** Begin **

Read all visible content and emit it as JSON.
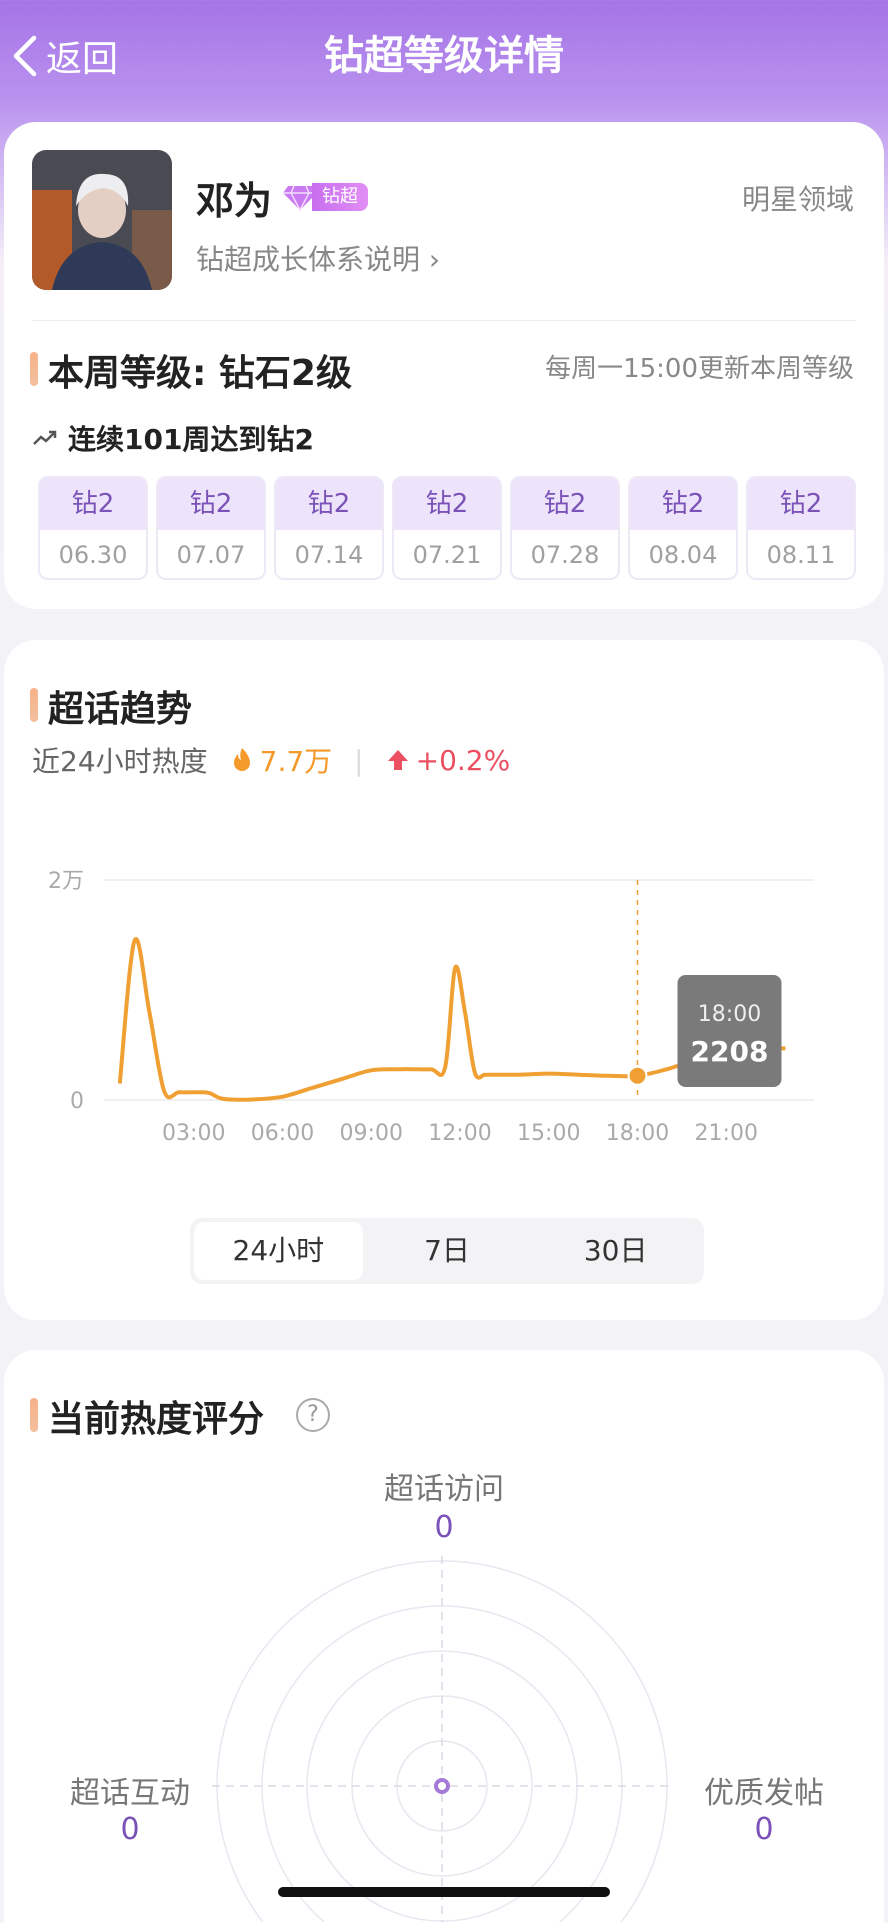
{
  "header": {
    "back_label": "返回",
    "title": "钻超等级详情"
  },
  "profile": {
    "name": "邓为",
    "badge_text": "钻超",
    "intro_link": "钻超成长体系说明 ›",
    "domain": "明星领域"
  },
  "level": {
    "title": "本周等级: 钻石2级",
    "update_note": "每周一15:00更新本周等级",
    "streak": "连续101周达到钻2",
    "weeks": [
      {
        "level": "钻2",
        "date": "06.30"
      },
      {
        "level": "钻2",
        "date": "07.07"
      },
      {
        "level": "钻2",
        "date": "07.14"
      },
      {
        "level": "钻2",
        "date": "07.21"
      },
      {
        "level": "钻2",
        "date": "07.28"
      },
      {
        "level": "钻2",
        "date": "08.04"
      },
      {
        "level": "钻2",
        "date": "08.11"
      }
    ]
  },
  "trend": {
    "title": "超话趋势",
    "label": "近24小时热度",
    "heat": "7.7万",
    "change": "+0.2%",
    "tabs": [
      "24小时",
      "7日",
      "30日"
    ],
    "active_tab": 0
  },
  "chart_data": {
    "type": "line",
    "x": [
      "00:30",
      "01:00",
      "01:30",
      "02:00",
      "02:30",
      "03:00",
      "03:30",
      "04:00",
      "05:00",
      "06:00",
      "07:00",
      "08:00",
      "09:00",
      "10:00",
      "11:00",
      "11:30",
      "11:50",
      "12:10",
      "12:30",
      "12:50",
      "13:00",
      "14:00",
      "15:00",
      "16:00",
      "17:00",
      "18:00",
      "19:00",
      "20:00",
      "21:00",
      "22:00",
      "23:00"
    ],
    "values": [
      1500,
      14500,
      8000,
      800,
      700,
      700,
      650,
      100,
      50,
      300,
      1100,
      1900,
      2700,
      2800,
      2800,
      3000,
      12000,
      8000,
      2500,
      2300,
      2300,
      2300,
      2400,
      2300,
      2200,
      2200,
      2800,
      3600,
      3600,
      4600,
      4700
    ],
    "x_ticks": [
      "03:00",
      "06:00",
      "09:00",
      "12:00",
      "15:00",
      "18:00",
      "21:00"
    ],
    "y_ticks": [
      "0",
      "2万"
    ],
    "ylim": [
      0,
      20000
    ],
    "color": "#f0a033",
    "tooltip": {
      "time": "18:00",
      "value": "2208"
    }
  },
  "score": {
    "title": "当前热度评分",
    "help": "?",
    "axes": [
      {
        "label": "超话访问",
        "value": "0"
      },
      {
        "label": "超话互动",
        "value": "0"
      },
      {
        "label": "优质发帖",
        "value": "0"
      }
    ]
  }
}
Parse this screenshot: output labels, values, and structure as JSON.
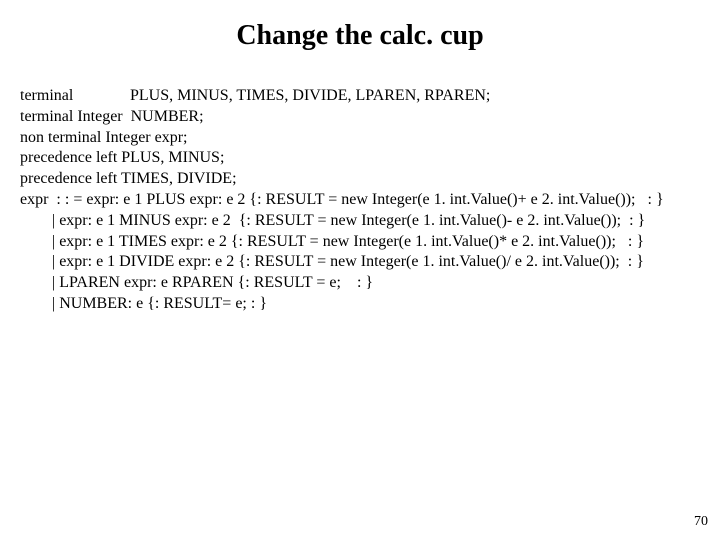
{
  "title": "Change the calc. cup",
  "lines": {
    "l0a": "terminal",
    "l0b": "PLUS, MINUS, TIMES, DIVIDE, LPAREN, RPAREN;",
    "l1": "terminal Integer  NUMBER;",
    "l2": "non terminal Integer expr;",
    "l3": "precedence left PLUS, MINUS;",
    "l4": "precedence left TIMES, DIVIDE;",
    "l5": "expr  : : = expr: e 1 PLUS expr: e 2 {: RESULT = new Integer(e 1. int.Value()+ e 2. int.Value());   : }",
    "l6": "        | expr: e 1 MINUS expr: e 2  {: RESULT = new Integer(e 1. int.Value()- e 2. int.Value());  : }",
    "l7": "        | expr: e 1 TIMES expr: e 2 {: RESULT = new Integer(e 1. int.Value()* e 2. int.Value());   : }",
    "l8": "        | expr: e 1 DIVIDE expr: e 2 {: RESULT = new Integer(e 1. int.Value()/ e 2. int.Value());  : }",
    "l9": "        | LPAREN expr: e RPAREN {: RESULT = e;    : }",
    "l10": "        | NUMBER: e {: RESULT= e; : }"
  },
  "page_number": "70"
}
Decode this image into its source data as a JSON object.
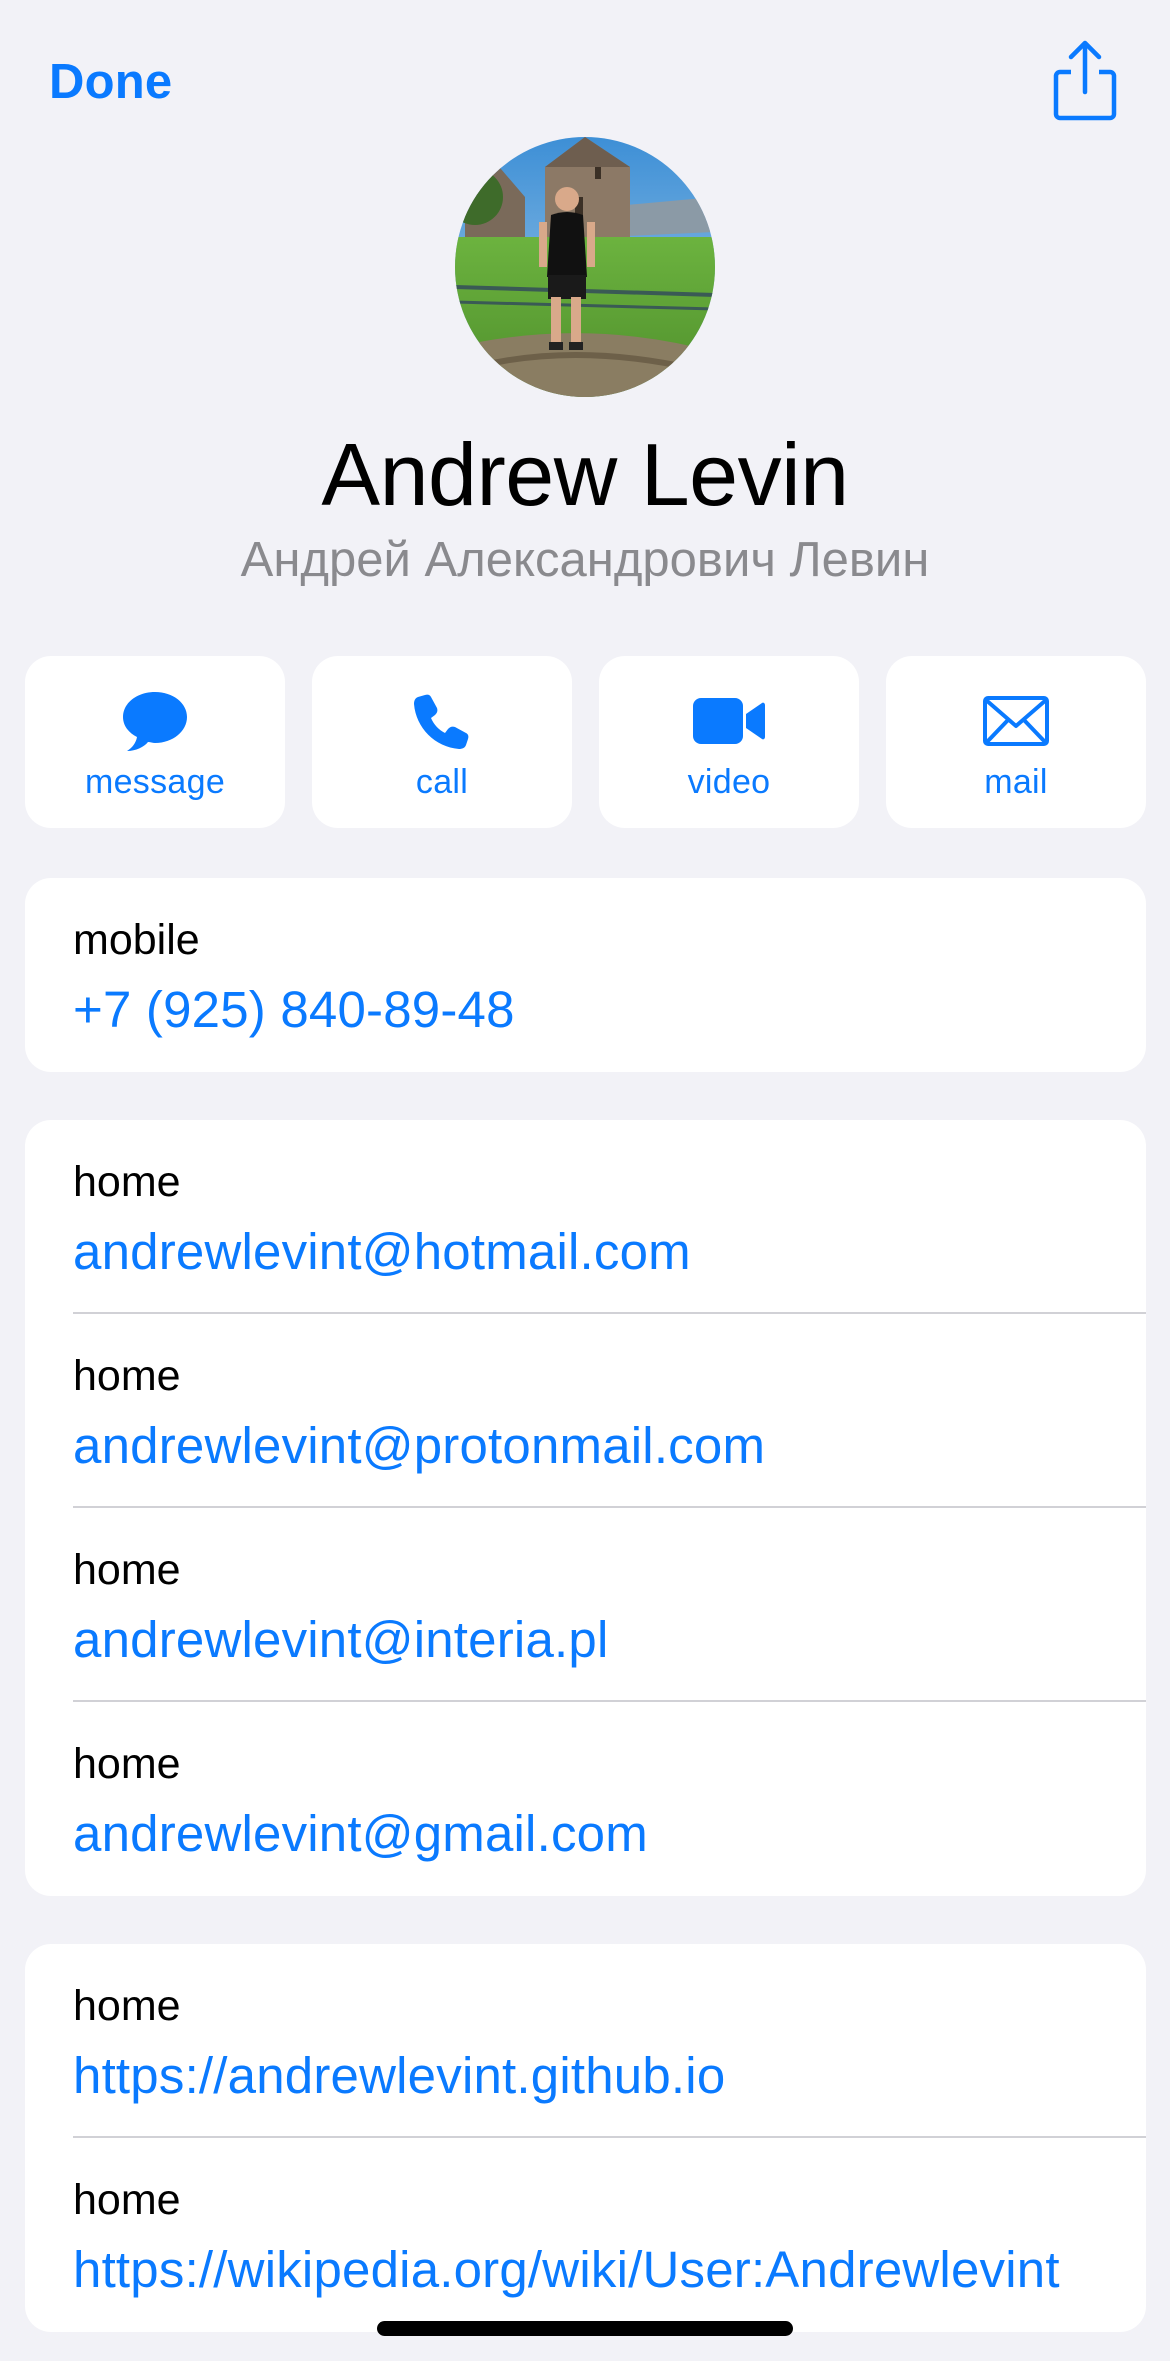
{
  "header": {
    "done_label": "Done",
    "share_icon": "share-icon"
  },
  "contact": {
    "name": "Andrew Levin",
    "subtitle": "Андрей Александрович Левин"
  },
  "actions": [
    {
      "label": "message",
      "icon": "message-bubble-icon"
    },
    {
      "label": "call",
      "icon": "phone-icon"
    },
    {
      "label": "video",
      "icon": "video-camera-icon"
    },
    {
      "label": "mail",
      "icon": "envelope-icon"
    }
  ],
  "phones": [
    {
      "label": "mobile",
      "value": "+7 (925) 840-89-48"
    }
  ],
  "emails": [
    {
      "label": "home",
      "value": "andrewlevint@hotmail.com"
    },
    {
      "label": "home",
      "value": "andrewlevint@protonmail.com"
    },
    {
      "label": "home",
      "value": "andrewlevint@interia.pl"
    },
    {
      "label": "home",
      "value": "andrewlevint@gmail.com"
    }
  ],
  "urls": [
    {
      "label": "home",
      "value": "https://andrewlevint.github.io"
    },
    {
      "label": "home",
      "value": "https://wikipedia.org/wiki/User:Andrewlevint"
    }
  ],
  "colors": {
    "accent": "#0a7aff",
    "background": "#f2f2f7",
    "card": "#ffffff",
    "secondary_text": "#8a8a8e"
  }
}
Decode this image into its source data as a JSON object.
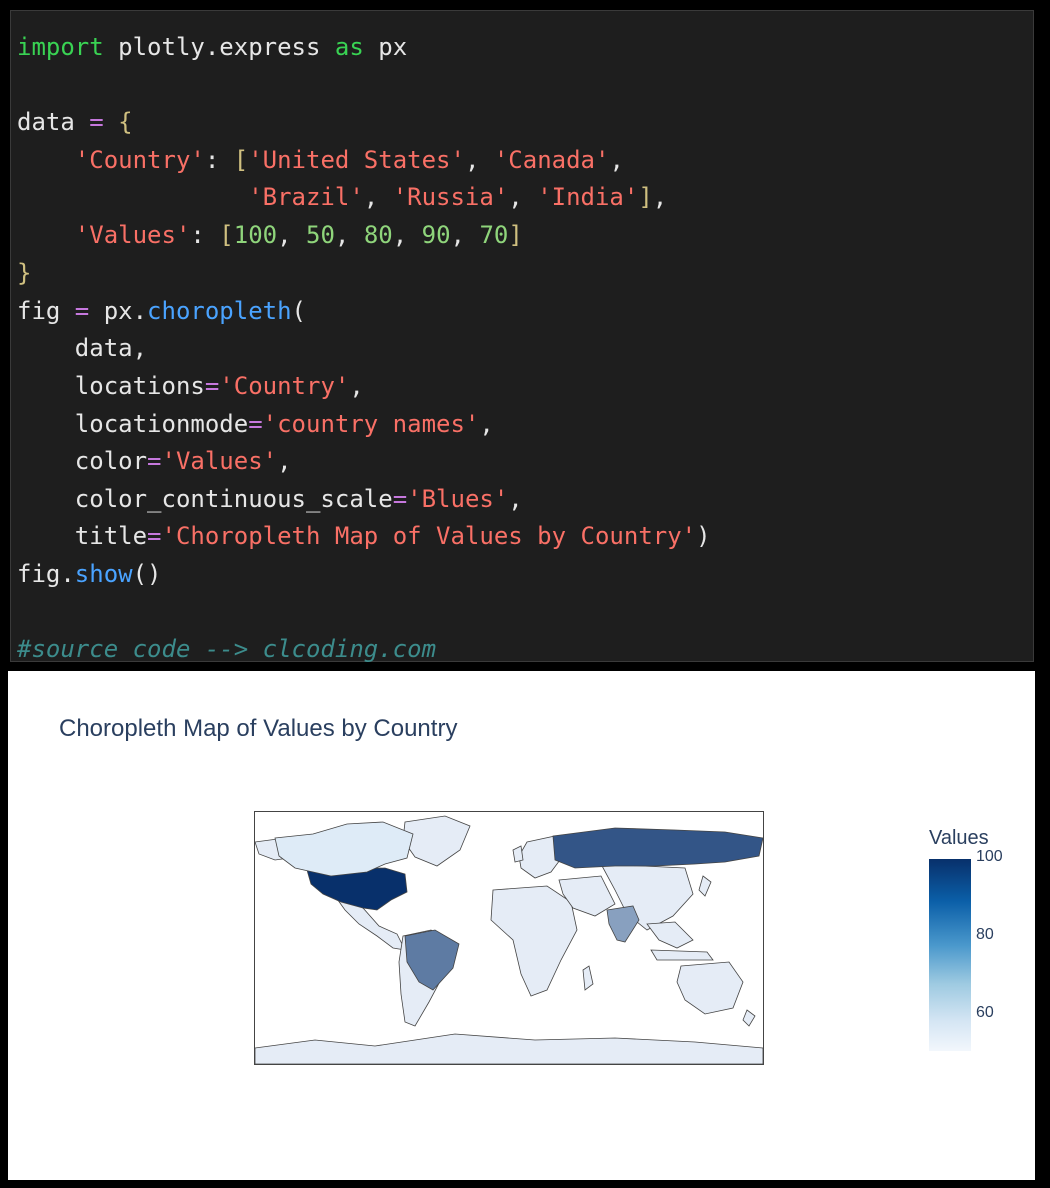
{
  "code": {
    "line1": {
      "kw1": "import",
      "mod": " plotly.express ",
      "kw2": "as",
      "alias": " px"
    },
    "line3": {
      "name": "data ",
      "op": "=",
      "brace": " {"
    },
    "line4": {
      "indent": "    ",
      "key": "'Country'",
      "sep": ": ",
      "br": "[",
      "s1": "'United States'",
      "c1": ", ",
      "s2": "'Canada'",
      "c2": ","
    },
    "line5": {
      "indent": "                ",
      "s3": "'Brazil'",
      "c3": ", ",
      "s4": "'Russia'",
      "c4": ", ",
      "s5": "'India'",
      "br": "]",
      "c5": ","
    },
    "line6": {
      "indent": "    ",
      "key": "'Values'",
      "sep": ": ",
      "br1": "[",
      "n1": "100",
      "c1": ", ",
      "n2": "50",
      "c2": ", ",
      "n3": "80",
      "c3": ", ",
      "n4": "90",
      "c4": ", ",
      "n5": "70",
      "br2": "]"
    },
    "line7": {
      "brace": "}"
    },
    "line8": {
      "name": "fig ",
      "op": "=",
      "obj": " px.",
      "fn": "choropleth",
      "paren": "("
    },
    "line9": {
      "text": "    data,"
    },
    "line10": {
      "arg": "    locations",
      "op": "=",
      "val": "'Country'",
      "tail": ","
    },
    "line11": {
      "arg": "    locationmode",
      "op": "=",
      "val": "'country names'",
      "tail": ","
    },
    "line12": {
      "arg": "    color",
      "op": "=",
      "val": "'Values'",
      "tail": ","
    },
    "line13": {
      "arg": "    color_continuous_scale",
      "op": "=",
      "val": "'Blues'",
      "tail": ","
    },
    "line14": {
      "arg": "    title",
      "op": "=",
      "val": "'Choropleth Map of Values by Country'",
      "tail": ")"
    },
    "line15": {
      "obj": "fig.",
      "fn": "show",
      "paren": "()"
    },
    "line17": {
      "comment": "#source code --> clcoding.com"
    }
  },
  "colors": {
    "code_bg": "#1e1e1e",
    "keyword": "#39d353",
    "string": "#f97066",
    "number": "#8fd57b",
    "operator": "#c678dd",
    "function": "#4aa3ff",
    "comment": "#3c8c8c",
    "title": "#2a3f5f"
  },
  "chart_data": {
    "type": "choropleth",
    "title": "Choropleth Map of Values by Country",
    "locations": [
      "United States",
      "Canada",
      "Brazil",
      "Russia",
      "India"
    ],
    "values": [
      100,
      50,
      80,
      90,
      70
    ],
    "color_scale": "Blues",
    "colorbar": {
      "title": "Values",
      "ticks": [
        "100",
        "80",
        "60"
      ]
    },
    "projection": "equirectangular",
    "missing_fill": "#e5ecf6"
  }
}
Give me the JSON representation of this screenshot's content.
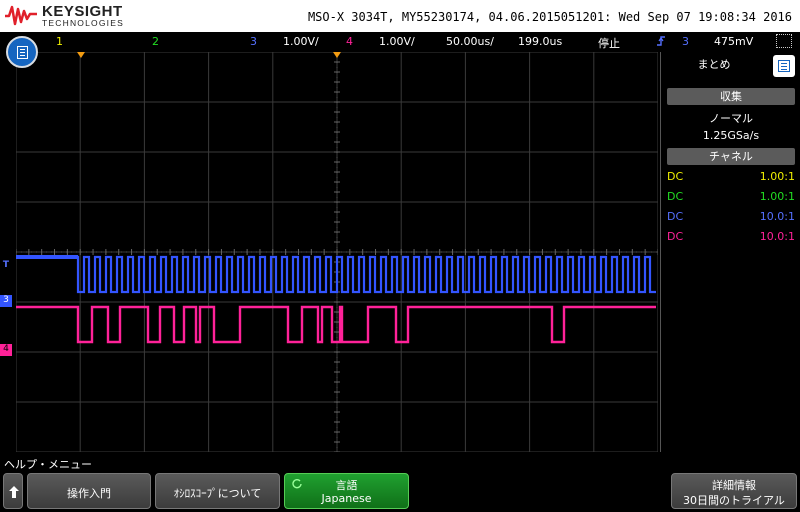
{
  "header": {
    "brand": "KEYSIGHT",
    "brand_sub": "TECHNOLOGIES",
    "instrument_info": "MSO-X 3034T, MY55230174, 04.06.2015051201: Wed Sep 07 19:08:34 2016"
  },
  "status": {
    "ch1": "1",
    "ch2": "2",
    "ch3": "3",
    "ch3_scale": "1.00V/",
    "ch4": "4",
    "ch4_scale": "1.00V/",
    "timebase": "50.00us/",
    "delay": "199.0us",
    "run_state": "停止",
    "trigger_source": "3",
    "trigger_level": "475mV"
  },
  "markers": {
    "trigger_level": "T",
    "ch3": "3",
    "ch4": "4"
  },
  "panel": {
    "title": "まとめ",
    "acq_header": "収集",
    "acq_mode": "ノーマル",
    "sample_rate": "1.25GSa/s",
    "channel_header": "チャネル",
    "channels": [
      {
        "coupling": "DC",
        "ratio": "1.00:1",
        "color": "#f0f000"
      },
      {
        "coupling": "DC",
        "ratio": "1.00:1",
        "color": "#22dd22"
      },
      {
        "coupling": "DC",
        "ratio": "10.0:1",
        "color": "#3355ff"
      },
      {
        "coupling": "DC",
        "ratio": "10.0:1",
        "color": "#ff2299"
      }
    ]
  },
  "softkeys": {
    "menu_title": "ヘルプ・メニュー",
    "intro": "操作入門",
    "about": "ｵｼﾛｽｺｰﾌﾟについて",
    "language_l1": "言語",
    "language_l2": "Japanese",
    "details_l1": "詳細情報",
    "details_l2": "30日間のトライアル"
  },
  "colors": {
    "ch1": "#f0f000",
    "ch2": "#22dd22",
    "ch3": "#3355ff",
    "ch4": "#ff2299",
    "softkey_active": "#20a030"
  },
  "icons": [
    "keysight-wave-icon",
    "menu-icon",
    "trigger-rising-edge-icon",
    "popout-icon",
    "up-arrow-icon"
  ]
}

** End **

Gather and copy every line of the data in which the string "this" is found.

Parse this screenshot: output labels, values, and structure as JSON.
Decode this image into its source data as a JSON object.
Decode this image into its source data as a JSON object.
Give me the JSON representation of this screenshot's content.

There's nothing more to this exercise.